Exercise details -
Please reproduce the entries from the first line through the line containing "- more-actions-button[interactable]: [620, 576, 682, 616]", inclusive, swapping "avatar" for "profile-picture" and leaving everything else unchanged.

---

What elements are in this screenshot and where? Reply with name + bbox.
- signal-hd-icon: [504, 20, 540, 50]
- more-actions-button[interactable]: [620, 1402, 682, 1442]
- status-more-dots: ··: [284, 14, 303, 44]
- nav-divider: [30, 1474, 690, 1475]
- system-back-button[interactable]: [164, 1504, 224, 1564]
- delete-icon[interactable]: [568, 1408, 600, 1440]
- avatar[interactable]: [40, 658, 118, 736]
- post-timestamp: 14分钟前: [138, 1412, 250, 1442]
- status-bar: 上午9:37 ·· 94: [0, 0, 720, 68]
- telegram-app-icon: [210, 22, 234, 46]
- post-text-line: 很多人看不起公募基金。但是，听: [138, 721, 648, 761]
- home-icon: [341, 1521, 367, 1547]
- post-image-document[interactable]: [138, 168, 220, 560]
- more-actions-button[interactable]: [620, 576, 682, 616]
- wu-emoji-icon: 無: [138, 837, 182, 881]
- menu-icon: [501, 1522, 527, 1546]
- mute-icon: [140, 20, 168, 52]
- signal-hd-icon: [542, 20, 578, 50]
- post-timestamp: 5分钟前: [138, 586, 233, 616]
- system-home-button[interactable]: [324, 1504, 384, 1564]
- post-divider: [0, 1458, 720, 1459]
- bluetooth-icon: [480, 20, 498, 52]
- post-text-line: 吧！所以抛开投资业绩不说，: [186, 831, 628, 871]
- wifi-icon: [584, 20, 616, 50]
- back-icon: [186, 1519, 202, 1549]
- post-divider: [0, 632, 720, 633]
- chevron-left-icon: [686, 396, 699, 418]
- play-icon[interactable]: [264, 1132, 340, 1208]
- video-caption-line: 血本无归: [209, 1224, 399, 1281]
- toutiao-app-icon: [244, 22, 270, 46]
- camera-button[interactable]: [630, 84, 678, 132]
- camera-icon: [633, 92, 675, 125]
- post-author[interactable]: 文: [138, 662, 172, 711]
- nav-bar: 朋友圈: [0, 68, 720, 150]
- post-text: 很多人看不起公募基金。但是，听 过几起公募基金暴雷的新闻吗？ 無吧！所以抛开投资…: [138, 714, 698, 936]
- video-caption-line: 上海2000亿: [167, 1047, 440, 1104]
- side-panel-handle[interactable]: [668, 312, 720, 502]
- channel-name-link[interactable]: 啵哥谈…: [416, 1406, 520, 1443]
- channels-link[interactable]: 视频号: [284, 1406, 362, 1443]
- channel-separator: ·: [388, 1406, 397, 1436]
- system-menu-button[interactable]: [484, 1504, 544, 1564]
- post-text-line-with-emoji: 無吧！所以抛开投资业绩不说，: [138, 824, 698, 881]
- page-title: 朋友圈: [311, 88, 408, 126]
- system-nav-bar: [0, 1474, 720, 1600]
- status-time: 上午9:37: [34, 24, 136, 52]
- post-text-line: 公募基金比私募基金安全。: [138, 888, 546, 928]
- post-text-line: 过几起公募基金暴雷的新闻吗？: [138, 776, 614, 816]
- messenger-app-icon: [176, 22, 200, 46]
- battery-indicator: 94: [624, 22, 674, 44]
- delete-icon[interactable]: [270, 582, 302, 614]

---

Correct result -
What elements are in this screenshot and where? Reply with name + bbox.
- signal-hd-icon: [504, 20, 540, 50]
- more-actions-button[interactable]: [620, 1402, 682, 1442]
- status-more-dots: ··: [284, 14, 303, 44]
- nav-divider: [30, 1474, 690, 1475]
- system-back-button[interactable]: [164, 1504, 224, 1564]
- delete-icon[interactable]: [568, 1408, 600, 1440]
- profile-picture[interactable]: [40, 658, 118, 736]
- post-timestamp: 14分钟前: [138, 1412, 250, 1442]
- status-bar: 上午9:37 ·· 94: [0, 0, 720, 68]
- telegram-app-icon: [210, 22, 234, 46]
- post-text-line: 很多人看不起公募基金。但是，听: [138, 721, 648, 761]
- home-icon: [341, 1521, 367, 1547]
- post-image-document[interactable]: [138, 168, 220, 560]
- more-actions-button[interactable]: [620, 576, 682, 616]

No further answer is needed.